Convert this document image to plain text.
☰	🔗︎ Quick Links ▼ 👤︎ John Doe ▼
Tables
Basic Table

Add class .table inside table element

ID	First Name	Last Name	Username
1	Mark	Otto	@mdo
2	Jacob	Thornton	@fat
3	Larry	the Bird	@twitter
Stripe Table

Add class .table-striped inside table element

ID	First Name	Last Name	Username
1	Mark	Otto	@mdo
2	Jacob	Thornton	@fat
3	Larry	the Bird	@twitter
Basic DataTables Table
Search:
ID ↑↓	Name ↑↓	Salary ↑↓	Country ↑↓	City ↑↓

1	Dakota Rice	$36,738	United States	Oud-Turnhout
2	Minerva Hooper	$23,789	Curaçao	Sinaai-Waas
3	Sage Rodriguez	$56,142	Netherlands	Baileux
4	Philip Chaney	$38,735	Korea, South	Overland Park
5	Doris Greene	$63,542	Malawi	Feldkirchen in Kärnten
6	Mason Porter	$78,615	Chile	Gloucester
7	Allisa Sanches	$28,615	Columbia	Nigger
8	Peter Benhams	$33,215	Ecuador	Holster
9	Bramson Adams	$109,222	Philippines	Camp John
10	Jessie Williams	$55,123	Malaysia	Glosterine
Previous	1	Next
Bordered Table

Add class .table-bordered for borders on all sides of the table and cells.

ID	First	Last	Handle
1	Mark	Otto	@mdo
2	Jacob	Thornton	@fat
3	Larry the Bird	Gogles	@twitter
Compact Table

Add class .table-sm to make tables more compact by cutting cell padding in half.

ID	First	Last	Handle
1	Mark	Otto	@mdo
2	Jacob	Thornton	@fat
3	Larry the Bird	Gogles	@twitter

* * *

**Your instructions:**
The full material has to be written out again exactly as shown.

**Reply to the exercise:**
Convert this document image to plain text.
☰	🔗︎ Quick Links ▼ 👤︎ John Doe ▼
Tables
Basic Table

Add class .table inside table element

ID	First Name	Last Name	Username
1	Mark	Otto	@mdo
2	Jacob	Thornton	@fat
3	Larry	the Bird	@twitter
Stripe Table

Add class .table-striped inside table element

ID	First Name	Last Name	Username
1	Mark	Otto	@mdo
2	Jacob	Thornton	@fat
3	Larry	the Bird	@twitter
Basic DataTables Table
Search:
ID ↑↓	Name ↑↓	Salary ↑↓	Country ↑↓	City ↑↓

1	Dakota Rice	$36,738	United States	Oud-Turnhout
2	Minerva Hooper	$23,789	Curaçao	Sinaai-Waas
3	Sage Rodriguez	$56,142	Netherlands	Baileux
4	Philip Chaney	$38,735	Korea, South	Overland Park
5	Doris Greene	$63,542	Malawi	Feldkirchen in Kärnten
6	Mason Porter	$78,615	Chile	Gloucester
7	Allisa Sanches	$28,615	Columbia	Nigger
8	Peter Benhams	$33,215	Ecuador	Holster
9	Bramson Adams	$109,222	Philippines	Camp John
10	Jessie Williams	$55,123	Malaysia	Glosterine
Previous	1	Next
Bordered Table

Add class .table-bordered for borders on all sides of the table and cells.

ID	First	Last	Handle
1	Mark	Otto	@mdo
2	Jacob	Thornton	@fat
3	Larry the Bird	Gogles	@twitter
Compact Table

Add class .table-sm to make tables more compact by cutting cell padding in half.

ID	First	Last	Handle
1	Mark	Otto	@mdo
2	Jacob	Thornton	@fat
3	Larry the Bird	Gogles	@twitter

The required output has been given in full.